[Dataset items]
○ ○ ○ ○
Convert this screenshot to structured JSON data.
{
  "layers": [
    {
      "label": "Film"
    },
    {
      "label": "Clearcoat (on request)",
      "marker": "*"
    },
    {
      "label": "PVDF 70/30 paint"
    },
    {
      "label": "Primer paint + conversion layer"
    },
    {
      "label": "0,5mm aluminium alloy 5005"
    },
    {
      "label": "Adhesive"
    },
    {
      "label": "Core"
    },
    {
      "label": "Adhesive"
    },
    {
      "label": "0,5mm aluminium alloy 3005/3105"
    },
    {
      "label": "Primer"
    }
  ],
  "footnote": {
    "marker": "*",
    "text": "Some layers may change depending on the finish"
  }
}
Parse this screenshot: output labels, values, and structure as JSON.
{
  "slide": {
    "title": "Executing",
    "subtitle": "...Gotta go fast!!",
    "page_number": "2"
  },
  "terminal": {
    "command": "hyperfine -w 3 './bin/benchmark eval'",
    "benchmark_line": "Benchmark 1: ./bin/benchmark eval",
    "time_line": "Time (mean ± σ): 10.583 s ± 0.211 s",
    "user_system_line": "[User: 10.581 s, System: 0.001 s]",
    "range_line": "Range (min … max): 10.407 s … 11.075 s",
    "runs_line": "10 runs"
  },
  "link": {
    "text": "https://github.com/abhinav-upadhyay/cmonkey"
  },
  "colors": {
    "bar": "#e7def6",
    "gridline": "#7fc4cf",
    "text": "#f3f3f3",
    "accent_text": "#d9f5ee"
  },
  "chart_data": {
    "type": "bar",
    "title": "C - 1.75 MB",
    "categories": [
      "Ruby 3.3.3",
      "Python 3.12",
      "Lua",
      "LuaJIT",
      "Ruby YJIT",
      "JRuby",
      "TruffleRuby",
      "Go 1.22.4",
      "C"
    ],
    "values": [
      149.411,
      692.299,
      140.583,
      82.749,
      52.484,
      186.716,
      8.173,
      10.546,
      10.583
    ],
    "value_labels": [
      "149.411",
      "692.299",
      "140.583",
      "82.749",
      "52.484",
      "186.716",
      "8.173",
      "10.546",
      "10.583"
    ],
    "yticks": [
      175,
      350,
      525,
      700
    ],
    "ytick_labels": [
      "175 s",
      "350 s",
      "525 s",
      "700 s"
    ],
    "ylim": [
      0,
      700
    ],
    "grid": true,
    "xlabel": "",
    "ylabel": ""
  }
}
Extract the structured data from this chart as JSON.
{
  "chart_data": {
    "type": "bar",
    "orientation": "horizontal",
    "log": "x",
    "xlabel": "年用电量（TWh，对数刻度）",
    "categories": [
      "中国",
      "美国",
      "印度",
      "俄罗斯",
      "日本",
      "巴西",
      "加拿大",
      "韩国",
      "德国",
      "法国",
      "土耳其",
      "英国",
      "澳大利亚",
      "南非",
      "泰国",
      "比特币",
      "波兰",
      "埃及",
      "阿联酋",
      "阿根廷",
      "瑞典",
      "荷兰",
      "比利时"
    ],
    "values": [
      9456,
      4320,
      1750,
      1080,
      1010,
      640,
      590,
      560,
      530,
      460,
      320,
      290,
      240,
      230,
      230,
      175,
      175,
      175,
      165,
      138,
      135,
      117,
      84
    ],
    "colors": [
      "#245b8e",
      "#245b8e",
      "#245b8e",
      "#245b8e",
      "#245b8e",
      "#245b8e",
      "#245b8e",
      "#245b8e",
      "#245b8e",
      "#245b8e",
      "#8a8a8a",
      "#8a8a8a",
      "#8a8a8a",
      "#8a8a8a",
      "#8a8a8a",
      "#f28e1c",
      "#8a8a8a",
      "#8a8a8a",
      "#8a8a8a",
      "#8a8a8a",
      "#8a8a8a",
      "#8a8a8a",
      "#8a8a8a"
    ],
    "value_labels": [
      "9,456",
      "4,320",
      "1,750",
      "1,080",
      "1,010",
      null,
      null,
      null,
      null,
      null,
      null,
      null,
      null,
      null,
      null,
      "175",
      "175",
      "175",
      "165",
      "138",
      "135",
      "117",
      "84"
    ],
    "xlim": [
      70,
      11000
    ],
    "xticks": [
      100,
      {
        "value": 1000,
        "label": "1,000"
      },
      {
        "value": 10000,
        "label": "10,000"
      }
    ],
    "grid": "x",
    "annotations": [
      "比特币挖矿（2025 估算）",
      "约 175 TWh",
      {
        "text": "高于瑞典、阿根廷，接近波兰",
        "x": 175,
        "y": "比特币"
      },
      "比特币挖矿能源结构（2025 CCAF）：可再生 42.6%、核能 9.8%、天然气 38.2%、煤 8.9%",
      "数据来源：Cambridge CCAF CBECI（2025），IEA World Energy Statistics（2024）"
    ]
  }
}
○ ○ ○ ○
Stated exercise: Go through the records above and retype each one exactly.

Finished task:
Convert this screenshot to structured JSON data.
{
  "layers": [
    {
      "label": "Film"
    },
    {
      "label": "Clearcoat (on request)",
      "marker": "*"
    },
    {
      "label": "PVDF 70/30 paint"
    },
    {
      "label": "Primer paint + conversion layer"
    },
    {
      "label": "0,5mm aluminium alloy 5005"
    },
    {
      "label": "Adhesive"
    },
    {
      "label": "Core"
    },
    {
      "label": "Adhesive"
    },
    {
      "label": "0,5mm aluminium alloy 3005/3105"
    },
    {
      "label": "Primer"
    }
  ],
  "footnote": {
    "marker": "*",
    "text": "Some layers may change depending on the finish"
  }
}
Parse this screenshot: output labels, values, and structure as JSON.
{
  "slide": {
    "title": "Executing",
    "subtitle": "...Gotta go fast!!",
    "page_number": "2"
  },
  "terminal": {
    "command": "hyperfine -w 3 './bin/benchmark eval'",
    "benchmark_line": "Benchmark 1: ./bin/benchmark eval",
    "time_line": "Time (mean ± σ): 10.583 s ± 0.211 s",
    "user_system_line": "[User: 10.581 s, System: 0.001 s]",
    "range_line": "Range (min … max): 10.407 s … 11.075 s",
    "runs_line": "10 runs"
  },
  "link": {
    "text": "https://github.com/abhinav-upadhyay/cmonkey"
  },
  "colors": {
    "bar": "#e7def6",
    "gridline": "#7fc4cf",
    "text": "#f3f3f3",
    "accent_text": "#d9f5ee"
  },
  "chart_data": {
    "type": "bar",
    "title": "C - 1.75 MB",
    "categories": [
      "Ruby 3.3.3",
      "Python 3.12",
      "Lua",
      "LuaJIT",
      "Ruby YJIT",
      "JRuby",
      "TruffleRuby",
      "Go 1.22.4",
      "C"
    ],
    "values": [
      149.411,
      692.299,
      140.583,
      82.749,
      52.484,
      186.716,
      8.173,
      10.546,
      10.583
    ],
    "value_labels": [
      "149.411",
      "692.299",
      "140.583",
      "82.749",
      "52.484",
      "186.716",
      "8.173",
      "10.546",
      "10.583"
    ],
    "yticks": [
      175,
      350,
      525,
      700
    ],
    "ytick_labels": [
      "175 s",
      "350 s",
      "525 s",
      "700 s"
    ],
    "ylim": [
      0,
      700
    ],
    "grid": true,
    "xlabel": "",
    "ylabel": ""
  }
}
Extract the structured data from this chart as JSON.
{
  "chart_data": {
    "type": "bar",
    "orientation": "horizontal",
    "log": "x",
    "xlabel": "年用电量（TWh，对数刻度）",
    "categories": [
      "中国",
      "美国",
      "印度",
      "俄罗斯",
      "日本",
      "巴西",
      "加拿大",
      "韩国",
      "德国",
      "法国",
      "土耳其",
      "英国",
      "澳大利亚",
      "南非",
      "泰国",
      "比特币",
      "波兰",
      "埃及",
      "阿联酋",
      "阿根廷",
      "瑞典",
      "荷兰",
      "比利时"
    ],
    "values": [
      9456,
      4320,
      1750,
      1080,
      1010,
      640,
      590,
      560,
      530,
      460,
      320,
      290,
      240,
      230,
      230,
      175,
      175,
      175,
      165,
      138,
      135,
      117,
      84
    ],
    "colors": [
      "#245b8e",
      "#245b8e",
      "#245b8e",
      "#245b8e",
      "#245b8e",
      "#245b8e",
      "#245b8e",
      "#245b8e",
      "#245b8e",
      "#245b8e",
      "#8a8a8a",
      "#8a8a8a",
      "#8a8a8a",
      "#8a8a8a",
      "#8a8a8a",
      "#f28e1c",
      "#8a8a8a",
      "#8a8a8a",
      "#8a8a8a",
      "#8a8a8a",
      "#8a8a8a",
      "#8a8a8a",
      "#8a8a8a"
    ],
    "value_labels": [
      "9,456",
      "4,320",
      "1,750",
      "1,080",
      "1,010",
      null,
      null,
      null,
      null,
      null,
      null,
      null,
      null,
      null,
      null,
      "175",
      "175",
      "175",
      "165",
      "138",
      "135",
      "117",
      "84"
    ],
    "xlim": [
      70,
      11000
    ],
    "xticks": [
      100,
      {
        "value": 1000,
        "label": "1,000"
      },
      {
        "value": 10000,
        "label": "10,000"
      }
    ],
    "grid": "x",
    "annotations": [
      "比特币挖矿（2025 估算）",
      "约 175 TWh",
      {
        "text": "高于瑞典、阿根廷，接近波兰",
        "x": 175,
        "y": "比特币"
      },
      "比特币挖矿能源结构（2025 CCAF）：可再生 42.6%、核能 9.8%、天然气 38.2%、煤 8.9%",
      "数据来源：Cambridge CCAF CBECI（2025），IEA World Energy Statistics（2024）"
    ]
  }
}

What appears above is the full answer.